### SET EXERCISE
For the data below, work out how many lines contain the word "capital" and supply only that number.

### DATA FOR THIS EXERCISE
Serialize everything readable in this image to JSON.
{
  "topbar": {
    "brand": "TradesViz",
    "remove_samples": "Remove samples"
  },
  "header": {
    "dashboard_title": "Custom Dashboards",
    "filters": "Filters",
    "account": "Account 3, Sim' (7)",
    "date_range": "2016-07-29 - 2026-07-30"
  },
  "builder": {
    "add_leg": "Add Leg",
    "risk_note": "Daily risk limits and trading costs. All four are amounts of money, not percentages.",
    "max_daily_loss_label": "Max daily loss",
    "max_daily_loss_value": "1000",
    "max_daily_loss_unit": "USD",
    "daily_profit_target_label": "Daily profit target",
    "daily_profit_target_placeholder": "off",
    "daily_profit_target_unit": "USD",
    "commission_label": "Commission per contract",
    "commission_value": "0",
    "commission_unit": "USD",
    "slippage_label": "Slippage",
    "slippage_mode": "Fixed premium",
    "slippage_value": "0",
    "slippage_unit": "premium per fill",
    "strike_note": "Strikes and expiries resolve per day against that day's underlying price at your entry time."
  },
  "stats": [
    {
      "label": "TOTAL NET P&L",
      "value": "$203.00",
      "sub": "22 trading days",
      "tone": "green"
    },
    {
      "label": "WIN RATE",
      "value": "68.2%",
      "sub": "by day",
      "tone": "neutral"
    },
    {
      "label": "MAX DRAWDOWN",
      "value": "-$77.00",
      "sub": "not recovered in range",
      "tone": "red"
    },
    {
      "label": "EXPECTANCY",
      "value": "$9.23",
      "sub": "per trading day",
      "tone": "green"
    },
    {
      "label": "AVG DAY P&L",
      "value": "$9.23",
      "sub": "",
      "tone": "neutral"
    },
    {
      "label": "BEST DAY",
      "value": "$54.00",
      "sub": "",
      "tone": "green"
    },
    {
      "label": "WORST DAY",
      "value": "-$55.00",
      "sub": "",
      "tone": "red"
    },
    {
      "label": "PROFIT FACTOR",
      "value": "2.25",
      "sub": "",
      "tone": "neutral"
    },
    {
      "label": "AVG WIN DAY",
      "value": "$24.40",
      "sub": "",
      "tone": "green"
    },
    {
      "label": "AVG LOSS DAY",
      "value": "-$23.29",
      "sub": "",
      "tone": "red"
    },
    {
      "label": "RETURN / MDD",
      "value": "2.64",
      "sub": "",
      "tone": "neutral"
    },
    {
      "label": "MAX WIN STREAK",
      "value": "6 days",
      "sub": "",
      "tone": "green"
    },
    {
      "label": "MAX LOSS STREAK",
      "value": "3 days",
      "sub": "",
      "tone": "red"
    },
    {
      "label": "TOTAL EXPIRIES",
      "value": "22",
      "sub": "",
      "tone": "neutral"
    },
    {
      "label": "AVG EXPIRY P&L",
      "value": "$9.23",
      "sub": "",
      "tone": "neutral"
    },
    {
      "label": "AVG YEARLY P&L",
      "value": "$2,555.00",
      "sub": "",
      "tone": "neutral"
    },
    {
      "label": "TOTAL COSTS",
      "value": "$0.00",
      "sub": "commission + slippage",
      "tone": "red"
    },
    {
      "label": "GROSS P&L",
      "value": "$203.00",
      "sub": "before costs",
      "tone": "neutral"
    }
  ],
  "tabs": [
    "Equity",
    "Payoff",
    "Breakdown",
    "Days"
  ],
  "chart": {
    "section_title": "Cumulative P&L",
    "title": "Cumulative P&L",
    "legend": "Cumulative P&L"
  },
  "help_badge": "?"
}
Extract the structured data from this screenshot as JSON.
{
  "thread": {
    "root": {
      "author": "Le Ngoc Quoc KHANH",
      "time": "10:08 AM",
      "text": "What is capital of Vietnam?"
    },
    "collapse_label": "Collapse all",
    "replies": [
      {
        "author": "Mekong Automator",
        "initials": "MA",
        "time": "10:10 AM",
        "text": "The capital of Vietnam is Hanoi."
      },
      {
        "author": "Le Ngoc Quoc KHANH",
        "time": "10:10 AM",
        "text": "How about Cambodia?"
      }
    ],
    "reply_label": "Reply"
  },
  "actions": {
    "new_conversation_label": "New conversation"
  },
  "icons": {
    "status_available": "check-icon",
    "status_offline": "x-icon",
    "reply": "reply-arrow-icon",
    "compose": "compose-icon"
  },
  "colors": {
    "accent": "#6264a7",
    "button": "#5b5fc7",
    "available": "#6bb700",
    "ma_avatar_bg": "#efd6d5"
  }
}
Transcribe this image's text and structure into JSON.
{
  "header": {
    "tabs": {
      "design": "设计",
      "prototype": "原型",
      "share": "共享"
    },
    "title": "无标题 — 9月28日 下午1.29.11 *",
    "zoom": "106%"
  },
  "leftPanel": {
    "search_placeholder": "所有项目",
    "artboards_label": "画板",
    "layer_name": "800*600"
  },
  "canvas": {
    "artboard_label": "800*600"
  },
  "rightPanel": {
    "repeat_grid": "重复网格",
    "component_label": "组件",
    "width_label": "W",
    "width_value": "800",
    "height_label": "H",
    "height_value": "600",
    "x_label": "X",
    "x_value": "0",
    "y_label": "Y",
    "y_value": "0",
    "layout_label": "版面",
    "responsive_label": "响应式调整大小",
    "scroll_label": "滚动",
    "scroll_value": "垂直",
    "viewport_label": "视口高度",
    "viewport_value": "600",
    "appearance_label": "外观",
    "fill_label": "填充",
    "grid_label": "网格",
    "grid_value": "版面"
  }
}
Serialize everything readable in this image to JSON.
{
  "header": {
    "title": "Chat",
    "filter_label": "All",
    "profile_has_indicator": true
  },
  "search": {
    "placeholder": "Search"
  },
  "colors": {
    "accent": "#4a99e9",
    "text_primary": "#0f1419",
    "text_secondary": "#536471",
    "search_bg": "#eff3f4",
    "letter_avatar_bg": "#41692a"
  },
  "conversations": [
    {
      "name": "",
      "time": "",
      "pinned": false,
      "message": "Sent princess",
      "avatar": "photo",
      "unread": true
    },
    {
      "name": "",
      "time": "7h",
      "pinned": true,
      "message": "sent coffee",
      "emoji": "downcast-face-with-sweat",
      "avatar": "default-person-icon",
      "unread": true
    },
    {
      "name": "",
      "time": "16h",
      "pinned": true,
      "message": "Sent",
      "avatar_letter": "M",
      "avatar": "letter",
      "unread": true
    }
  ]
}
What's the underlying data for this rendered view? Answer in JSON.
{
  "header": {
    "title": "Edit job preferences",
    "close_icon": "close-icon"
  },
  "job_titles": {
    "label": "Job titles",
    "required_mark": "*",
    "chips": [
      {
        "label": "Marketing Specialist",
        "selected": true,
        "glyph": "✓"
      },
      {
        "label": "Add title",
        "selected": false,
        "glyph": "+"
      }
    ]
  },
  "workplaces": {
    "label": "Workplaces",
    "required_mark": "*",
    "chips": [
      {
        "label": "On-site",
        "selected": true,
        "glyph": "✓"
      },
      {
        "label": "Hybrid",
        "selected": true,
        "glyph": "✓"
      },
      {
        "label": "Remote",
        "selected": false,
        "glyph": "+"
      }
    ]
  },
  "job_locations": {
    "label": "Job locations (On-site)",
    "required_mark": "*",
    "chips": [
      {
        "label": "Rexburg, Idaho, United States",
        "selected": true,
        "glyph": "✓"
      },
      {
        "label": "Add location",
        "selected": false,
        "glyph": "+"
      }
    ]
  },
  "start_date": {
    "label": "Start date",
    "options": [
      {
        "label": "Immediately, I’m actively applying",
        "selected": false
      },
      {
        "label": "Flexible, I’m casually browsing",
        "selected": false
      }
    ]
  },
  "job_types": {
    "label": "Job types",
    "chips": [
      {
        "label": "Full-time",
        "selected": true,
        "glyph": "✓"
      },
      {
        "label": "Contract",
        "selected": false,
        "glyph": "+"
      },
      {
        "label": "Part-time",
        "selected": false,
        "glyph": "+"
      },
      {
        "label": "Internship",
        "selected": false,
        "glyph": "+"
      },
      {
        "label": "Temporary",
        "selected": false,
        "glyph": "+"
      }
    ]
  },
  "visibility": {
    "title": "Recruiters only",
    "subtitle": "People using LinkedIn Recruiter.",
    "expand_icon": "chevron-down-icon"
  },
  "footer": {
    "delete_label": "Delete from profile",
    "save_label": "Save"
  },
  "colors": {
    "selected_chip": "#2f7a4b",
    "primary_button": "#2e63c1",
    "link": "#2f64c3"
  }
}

### RESULT OF THE EXERCISE
2